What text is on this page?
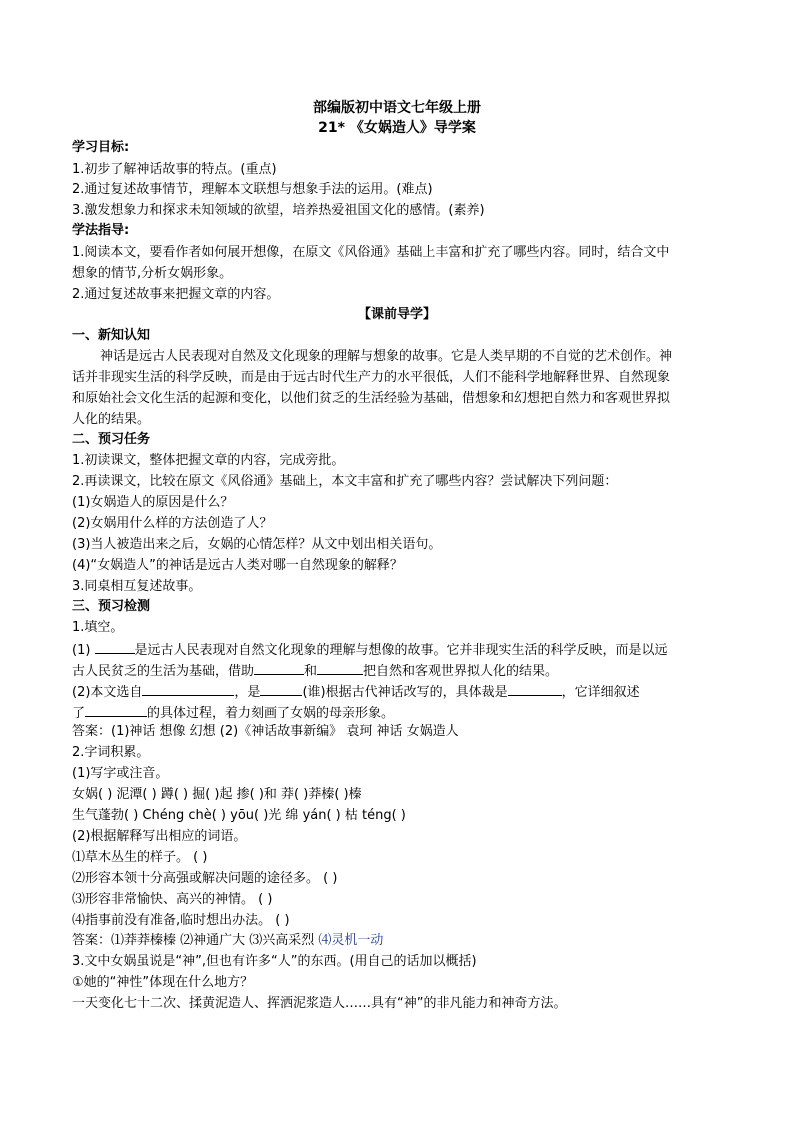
部编版初中语文七年级上册
21* 《女娲造人》导学案
学习目标:
1.初步了解神话故事的特点。(重点)
2.通过复述故事情节，理解本文联想与想象手法的运用。(难点)
3.激发想象力和探求未知领域的欲望，培养热爱祖国文化的感情。(素养)
学法指导:
1.阅读本文，要看作者如何展开想像，在原文《风俗通》基础上丰富和扩充了哪些内容。同时，结合文中
想象的情节,分析女娲形象。
2.通过复述故事来把握文章的内容。
【课前导学】
一、新知认知
神话是远古人民表现对自然及文化现象的理解与想象的故事。它是人类早期的不自觉的艺术创作。神
话并非现实生活的科学反映，而是由于远古时代生产力的水平很低，人们不能科学地解释世界、自然现象
和原始社会文化生活的起源和变化，以他们贫乏的生活经验为基础，借想象和幻想把自然力和客观世界拟
人化的结果。
二、预习任务
1.初读课文，整体把握文章的内容，完成旁批。
2.再读课文，比较在原文《风俗通》基础上，本文丰富和扩充了哪些内容？尝试解决下列问题：
(1)女娲造人的原因是什么？
(2)女娲用什么样的方法创造了人？
(3)当人被造出来之后，女娲的心情怎样？从文中划出相关语句。
(4)“女娲造人”的神话是远古人类对哪一自然现象的解释？
3.同桌相互复述故事。
三、预习检测
1.填空。
(1)	是远古人民表现对自然文化现象的理解与想像的故事。它并非现实生活的科学反映，而是以远
古人民贫乏的生活为基础，借助	和	把自然和客观世界拟人化的结果。
(2)本文选自	，是	(谁)根据古代神话改写的，具体裁是	，它详细叙述
了	的具体过程，着力刻画了女娲的母亲形象。
答案：(1)神话 想像 幻想 (2)《神话故事新编》 袁珂 神话 女娲造人
2.字词积累。
(1)写字或注音。
女娲( ) 泥潭( ) 蹲( ) 掘( )起 掺( )和 莽( )莽榛( )榛
生气蓬勃( ) Chéng chè( ) yōu( )光 绵 yán( ) 枯 téng( )
(2)根据解释写出相应的词语。
⑴草木丛生的样子。 ( )
⑵形容本领十分高强或解决问题的途径多。 ( )
⑶形容非常愉快、高兴的神情。 ( )
⑷指事前没有准备,临时想出办法。 ( )
答案：⑴莽莽榛榛 ⑵神通广大 ⑶兴高采烈 ⑷灵机一动
3.文中女娲虽说是“神”,但也有许多“人”的东西。(用自己的话加以概括)
①她的“神性”体现在什么地方？
一天变化七十二次、揉黄泥造人、挥洒泥浆造人……具有“神”的非凡能力和神奇方法。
::::
> [What to produce]: Give back each entry exactly as it appears, with no pictures.

> [Solution for this task]:
What text is on this page?
部编版初中语文七年级上册
21* 《女娲造人》导学案
学习目标:
1.初步了解神话故事的特点。(重点)
2.通过复述故事情节，理解本文联想与想象手法的运用。(难点)
3.激发想象力和探求未知领域的欲望，培养热爱祖国文化的感情。(素养)
学法指导:
1.阅读本文，要看作者如何展开想像，在原文《风俗通》基础上丰富和扩充了哪些内容。同时，结合文中
想象的情节,分析女娲形象。
2.通过复述故事来把握文章的内容。
【课前导学】
一、新知认知
神话是远古人民表现对自然及文化现象的理解与想象的故事。它是人类早期的不自觉的艺术创作。神
话并非现实生活的科学反映，而是由于远古时代生产力的水平很低，人们不能科学地解释世界、自然现象
和原始社会文化生活的起源和变化，以他们贫乏的生活经验为基础，借想象和幻想把自然力和客观世界拟
人化的结果。
二、预习任务
1.初读课文，整体把握文章的内容，完成旁批。
2.再读课文，比较在原文《风俗通》基础上，本文丰富和扩充了哪些内容？尝试解决下列问题：
(1)女娲造人的原因是什么？
(2)女娲用什么样的方法创造了人？
(3)当人被造出来之后，女娲的心情怎样？从文中划出相关语句。
(4)“女娲造人”的神话是远古人类对哪一自然现象的解释？
3.同桌相互复述故事。
三、预习检测
1.填空。
(1)	是远古人民表现对自然文化现象的理解与想像的故事。它并非现实生活的科学反映，而是以远
古人民贫乏的生活为基础，借助	和	把自然和客观世界拟人化的结果。
(2)本文选自	，是	(谁)根据古代神话改写的，具体裁是	，它详细叙述
了	的具体过程，着力刻画了女娲的母亲形象。
答案：(1)神话 想像 幻想 (2)《神话故事新编》 袁珂 神话 女娲造人
2.字词积累。
(1)写字或注音。
女娲( ) 泥潭( ) 蹲( ) 掘( )起 掺( )和 莽( )莽榛( )榛
生气蓬勃( ) Chéng chè( ) yōu( )光 绵 yán( ) 枯 téng( )
(2)根据解释写出相应的词语。
⑴草木丛生的样子。 ( )
⑵形容本领十分高强或解决问题的途径多。 ( )
⑶形容非常愉快、高兴的神情。 ( )
⑷指事前没有准备,临时想出办法。 ( )
答案：⑴莽莽榛榛 ⑵神通广大 ⑶兴高采烈 ⑷灵机一动
3.文中女娲虽说是“神”,但也有许多“人”的东西。(用自己的话加以概括)
①她的“神性”体现在什么地方？
一天变化七十二次、揉黄泥造人、挥洒泥浆造人……具有“神”的非凡能力和神奇方法。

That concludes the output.